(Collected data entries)

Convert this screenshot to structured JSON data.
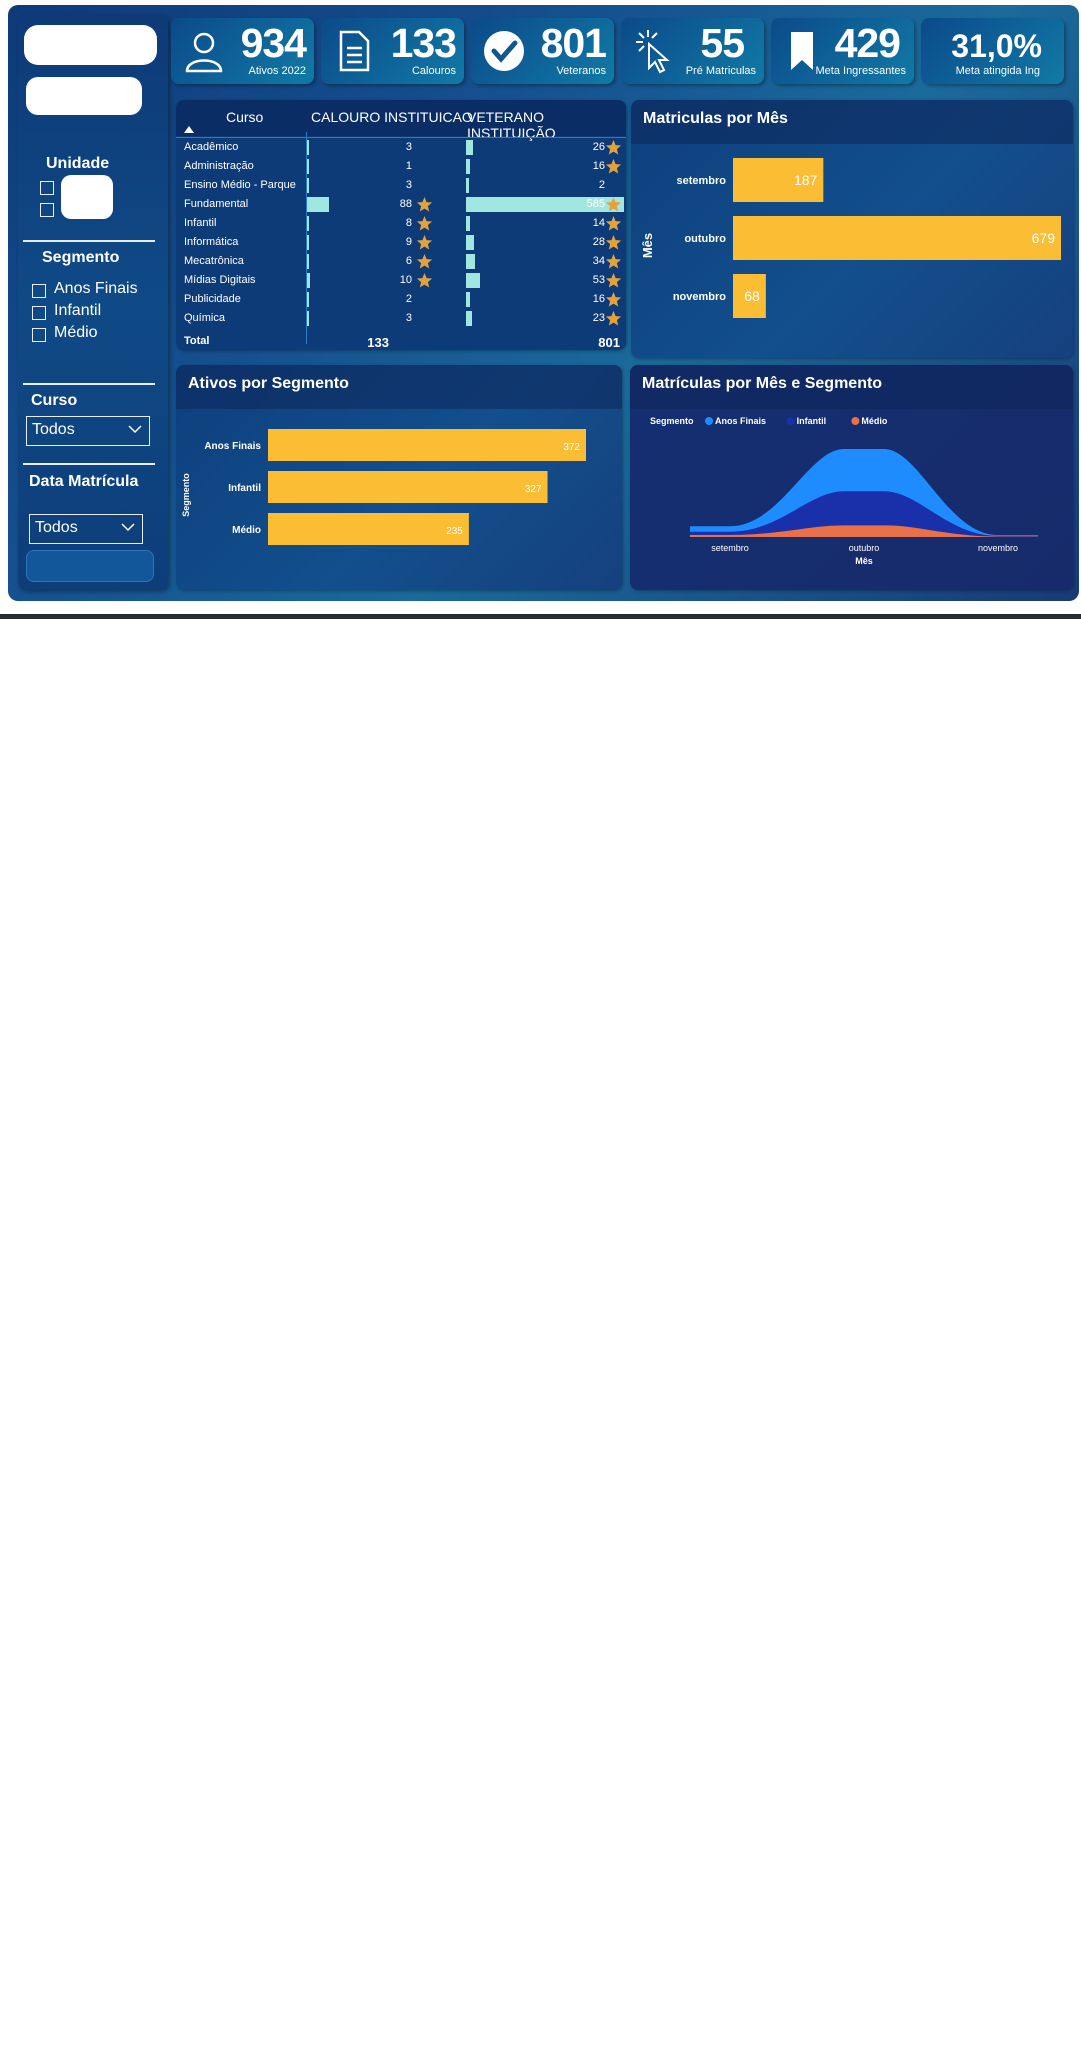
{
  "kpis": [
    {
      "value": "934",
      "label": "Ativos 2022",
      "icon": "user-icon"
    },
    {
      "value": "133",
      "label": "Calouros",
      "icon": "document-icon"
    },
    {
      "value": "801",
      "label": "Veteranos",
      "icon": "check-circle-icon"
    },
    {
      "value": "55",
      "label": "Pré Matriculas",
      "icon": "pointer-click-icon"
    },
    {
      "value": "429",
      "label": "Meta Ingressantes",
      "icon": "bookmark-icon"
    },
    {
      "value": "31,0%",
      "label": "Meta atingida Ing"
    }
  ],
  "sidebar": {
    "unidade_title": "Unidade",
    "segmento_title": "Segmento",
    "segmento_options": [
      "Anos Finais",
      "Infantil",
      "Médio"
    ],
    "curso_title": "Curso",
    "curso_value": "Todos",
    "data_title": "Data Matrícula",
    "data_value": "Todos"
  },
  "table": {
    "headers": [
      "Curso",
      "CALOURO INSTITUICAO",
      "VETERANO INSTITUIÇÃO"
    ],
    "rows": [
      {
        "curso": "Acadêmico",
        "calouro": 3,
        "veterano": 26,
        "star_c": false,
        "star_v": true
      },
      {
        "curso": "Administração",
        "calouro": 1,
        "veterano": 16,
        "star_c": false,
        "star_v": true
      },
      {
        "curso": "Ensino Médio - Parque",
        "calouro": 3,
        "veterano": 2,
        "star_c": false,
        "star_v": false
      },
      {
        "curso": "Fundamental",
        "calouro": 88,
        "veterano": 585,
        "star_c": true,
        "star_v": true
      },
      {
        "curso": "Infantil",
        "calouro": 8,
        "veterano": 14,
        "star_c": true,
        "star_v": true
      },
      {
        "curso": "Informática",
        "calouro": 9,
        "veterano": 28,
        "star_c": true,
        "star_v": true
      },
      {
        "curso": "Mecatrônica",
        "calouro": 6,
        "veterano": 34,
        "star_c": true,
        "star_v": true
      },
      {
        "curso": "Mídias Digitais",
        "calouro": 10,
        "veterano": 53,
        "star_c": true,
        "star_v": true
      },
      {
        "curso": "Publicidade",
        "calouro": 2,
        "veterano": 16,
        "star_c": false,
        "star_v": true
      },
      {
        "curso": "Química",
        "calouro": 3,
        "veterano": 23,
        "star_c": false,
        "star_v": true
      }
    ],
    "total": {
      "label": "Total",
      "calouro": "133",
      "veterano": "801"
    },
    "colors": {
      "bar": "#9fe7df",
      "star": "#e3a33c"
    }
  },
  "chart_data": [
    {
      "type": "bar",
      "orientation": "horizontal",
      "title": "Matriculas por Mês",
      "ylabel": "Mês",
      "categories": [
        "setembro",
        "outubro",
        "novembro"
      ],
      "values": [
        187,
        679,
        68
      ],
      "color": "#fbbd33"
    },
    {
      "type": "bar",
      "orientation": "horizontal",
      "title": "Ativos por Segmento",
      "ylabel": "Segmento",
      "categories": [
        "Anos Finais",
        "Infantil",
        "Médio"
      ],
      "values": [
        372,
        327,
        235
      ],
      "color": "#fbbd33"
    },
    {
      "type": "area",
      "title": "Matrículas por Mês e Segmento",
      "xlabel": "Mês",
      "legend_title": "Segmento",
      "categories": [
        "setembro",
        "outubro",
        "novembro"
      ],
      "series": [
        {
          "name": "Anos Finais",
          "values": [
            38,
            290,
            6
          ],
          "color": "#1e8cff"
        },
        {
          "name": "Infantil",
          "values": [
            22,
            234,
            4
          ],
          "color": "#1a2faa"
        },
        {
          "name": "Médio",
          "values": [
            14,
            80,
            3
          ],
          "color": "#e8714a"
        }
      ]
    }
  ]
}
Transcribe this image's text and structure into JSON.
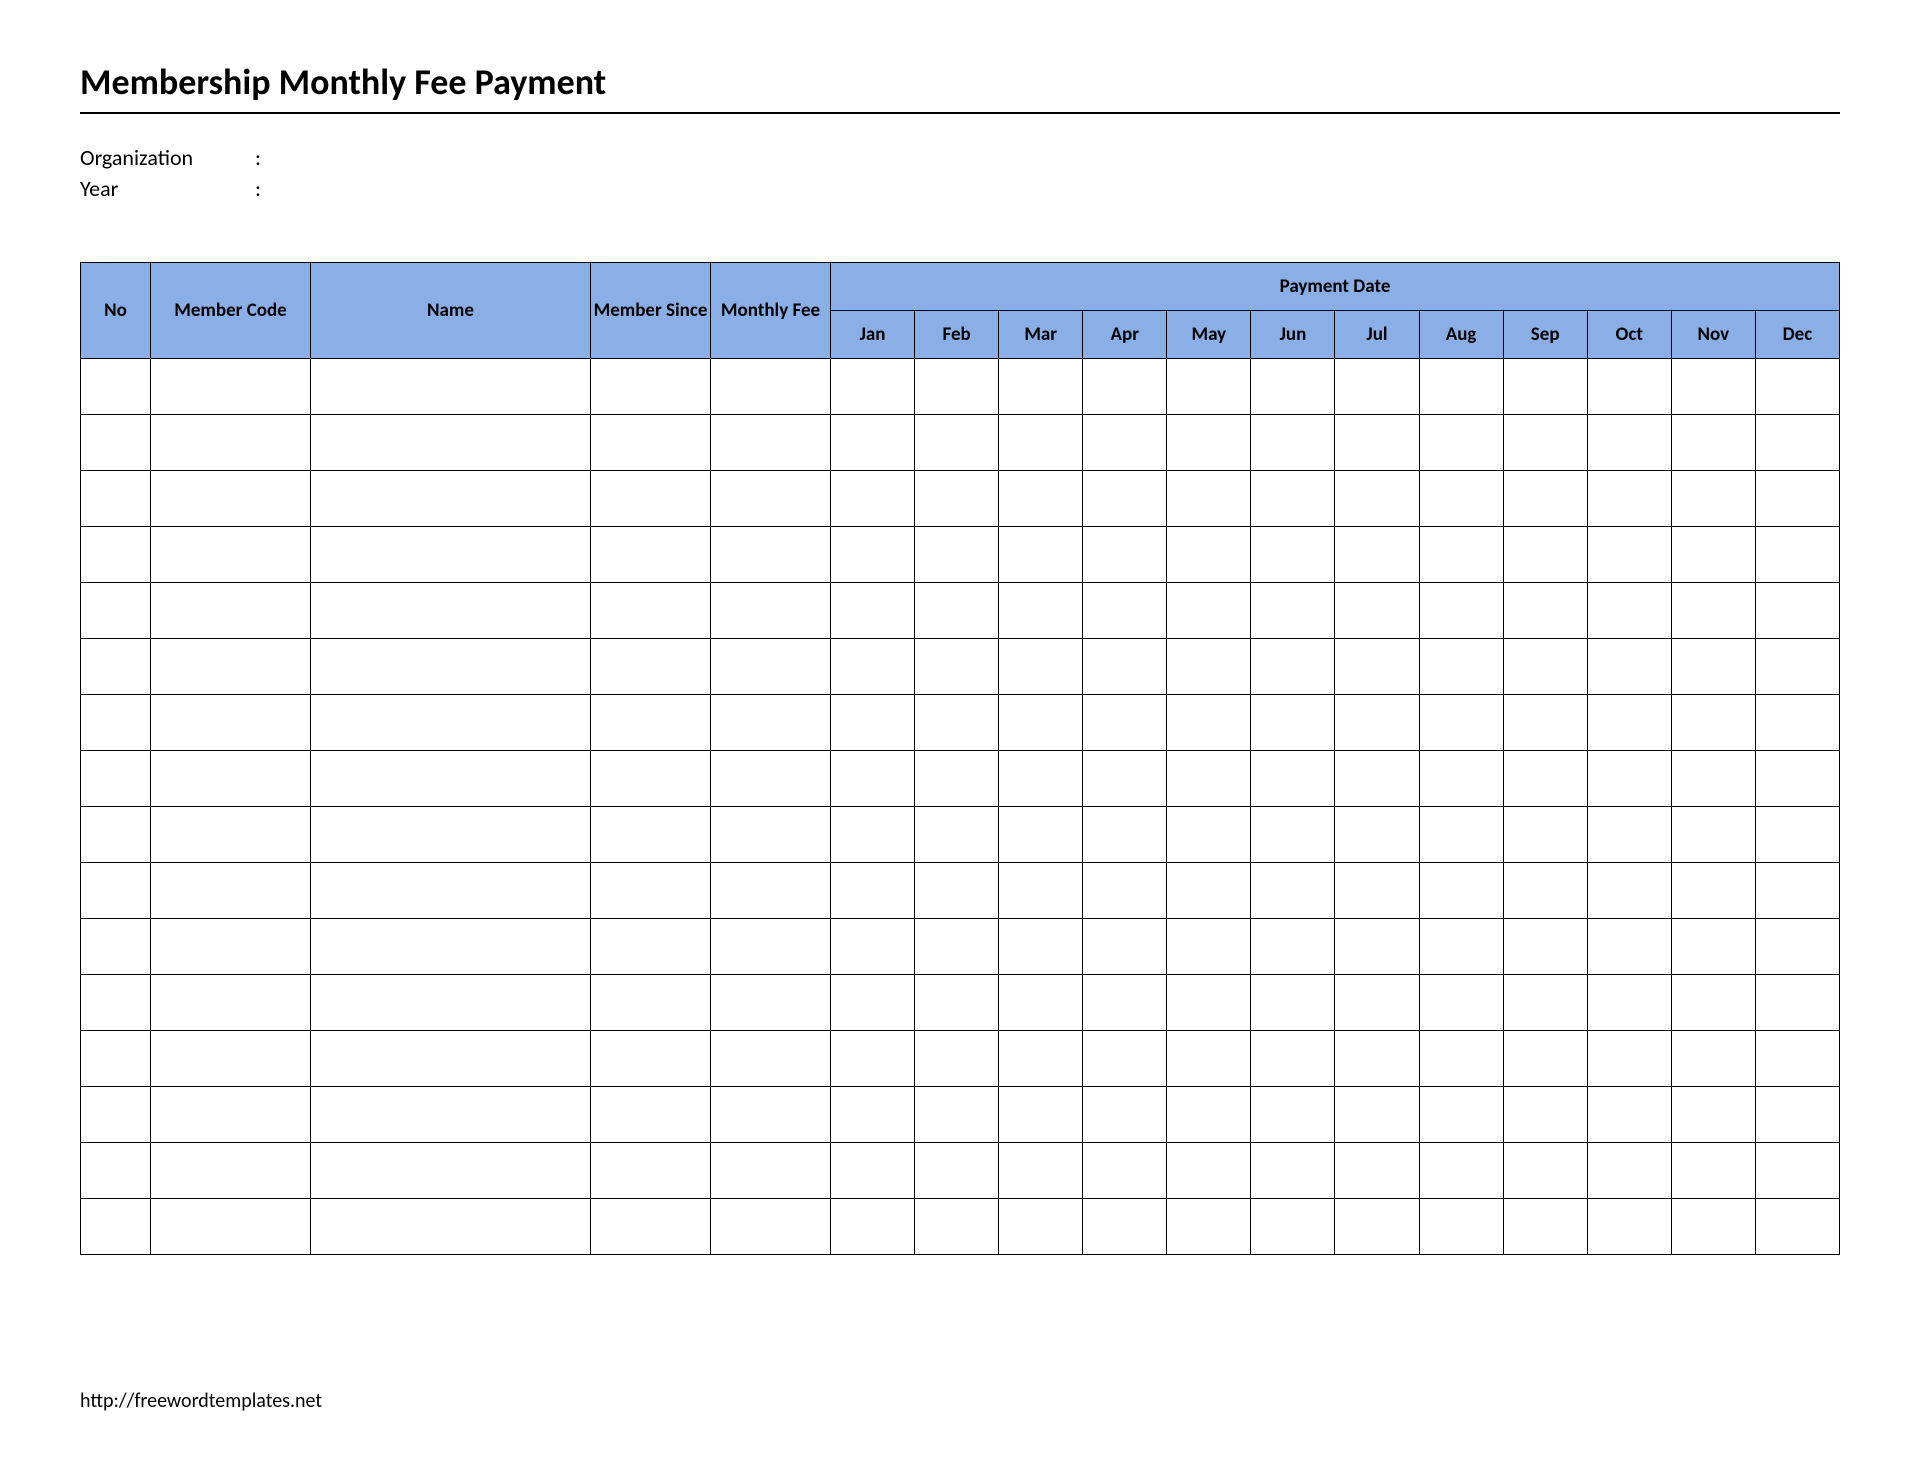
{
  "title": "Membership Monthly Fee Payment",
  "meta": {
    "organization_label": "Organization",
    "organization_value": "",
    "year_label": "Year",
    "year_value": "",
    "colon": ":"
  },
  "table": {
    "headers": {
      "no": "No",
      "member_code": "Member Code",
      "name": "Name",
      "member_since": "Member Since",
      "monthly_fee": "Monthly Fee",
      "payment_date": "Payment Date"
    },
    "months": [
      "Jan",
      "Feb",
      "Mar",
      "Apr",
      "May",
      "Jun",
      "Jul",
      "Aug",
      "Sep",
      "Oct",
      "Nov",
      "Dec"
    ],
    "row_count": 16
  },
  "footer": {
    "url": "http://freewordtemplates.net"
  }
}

[WHAT THE TASK REQUIRES] Return each line from the material above exactly, but not the pictures.

[FINISHED ANSWER]
Convert this screenshot to structured JSON data.
{
  "kpis": [
    {
      "value": "934",
      "label": "Ativos 2022",
      "icon": "user-icon"
    },
    {
      "value": "133",
      "label": "Calouros",
      "icon": "document-icon"
    },
    {
      "value": "801",
      "label": "Veteranos",
      "icon": "check-circle-icon"
    },
    {
      "value": "55",
      "label": "Pré Matriculas",
      "icon": "pointer-click-icon"
    },
    {
      "value": "429",
      "label": "Meta Ingressantes",
      "icon": "bookmark-icon"
    },
    {
      "value": "31,0%",
      "label": "Meta atingida Ing"
    }
  ],
  "sidebar": {
    "unidade_title": "Unidade",
    "segmento_title": "Segmento",
    "segmento_options": [
      "Anos Finais",
      "Infantil",
      "Médio"
    ],
    "curso_title": "Curso",
    "curso_value": "Todos",
    "data_title": "Data Matrícula",
    "data_value": "Todos"
  },
  "table": {
    "headers": [
      "Curso",
      "CALOURO INSTITUICAO",
      "VETERANO INSTITUIÇÃO"
    ],
    "rows": [
      {
        "curso": "Acadêmico",
        "calouro": 3,
        "veterano": 26,
        "star_c": false,
        "star_v": true
      },
      {
        "curso": "Administração",
        "calouro": 1,
        "veterano": 16,
        "star_c": false,
        "star_v": true
      },
      {
        "curso": "Ensino Médio - Parque",
        "calouro": 3,
        "veterano": 2,
        "star_c": false,
        "star_v": false
      },
      {
        "curso": "Fundamental",
        "calouro": 88,
        "veterano": 585,
        "star_c": true,
        "star_v": true
      },
      {
        "curso": "Infantil",
        "calouro": 8,
        "veterano": 14,
        "star_c": true,
        "star_v": true
      },
      {
        "curso": "Informática",
        "calouro": 9,
        "veterano": 28,
        "star_c": true,
        "star_v": true
      },
      {
        "curso": "Mecatrônica",
        "calouro": 6,
        "veterano": 34,
        "star_c": true,
        "star_v": true
      },
      {
        "curso": "Mídias Digitais",
        "calouro": 10,
        "veterano": 53,
        "star_c": true,
        "star_v": true
      },
      {
        "curso": "Publicidade",
        "calouro": 2,
        "veterano": 16,
        "star_c": false,
        "star_v": true
      },
      {
        "curso": "Química",
        "calouro": 3,
        "veterano": 23,
        "star_c": false,
        "star_v": true
      }
    ],
    "total": {
      "label": "Total",
      "calouro": "133",
      "veterano": "801"
    },
    "colors": {
      "bar": "#9fe7df",
      "star": "#e3a33c"
    }
  },
  "chart_data": [
    {
      "type": "bar",
      "orientation": "horizontal",
      "title": "Matriculas por Mês",
      "ylabel": "Mês",
      "categories": [
        "setembro",
        "outubro",
        "novembro"
      ],
      "values": [
        187,
        679,
        68
      ],
      "color": "#fbbd33"
    },
    {
      "type": "bar",
      "orientation": "horizontal",
      "title": "Ativos por Segmento",
      "ylabel": "Segmento",
      "categories": [
        "Anos Finais",
        "Infantil",
        "Médio"
      ],
      "values": [
        372,
        327,
        235
      ],
      "color": "#fbbd33"
    },
    {
      "type": "area",
      "title": "Matrículas por Mês e Segmento",
      "xlabel": "Mês",
      "legend_title": "Segmento",
      "categories": [
        "setembro",
        "outubro",
        "novembro"
      ],
      "series": [
        {
          "name": "Anos Finais",
          "values": [
            38,
            290,
            6
          ],
          "color": "#1e8cff"
        },
        {
          "name": "Infantil",
          "values": [
            22,
            234,
            4
          ],
          "color": "#1a2faa"
        },
        {
          "name": "Médio",
          "values": [
            14,
            80,
            3
          ],
          "color": "#e8714a"
        }
      ]
    }
  ]
}
Transcribe this image's text and structure into JSON.
{
  "title": "Membership Monthly Fee Payment",
  "meta": {
    "organization_label": "Organization",
    "organization_value": "",
    "year_label": "Year",
    "year_value": "",
    "colon": ":"
  },
  "table": {
    "headers": {
      "no": "No",
      "member_code": "Member Code",
      "name": "Name",
      "member_since": "Member Since",
      "monthly_fee": "Monthly Fee",
      "payment_date": "Payment Date"
    },
    "months": [
      "Jan",
      "Feb",
      "Mar",
      "Apr",
      "May",
      "Jun",
      "Jul",
      "Aug",
      "Sep",
      "Oct",
      "Nov",
      "Dec"
    ],
    "row_count": 16
  },
  "footer": {
    "url": "http://freewordtemplates.net"
  }
}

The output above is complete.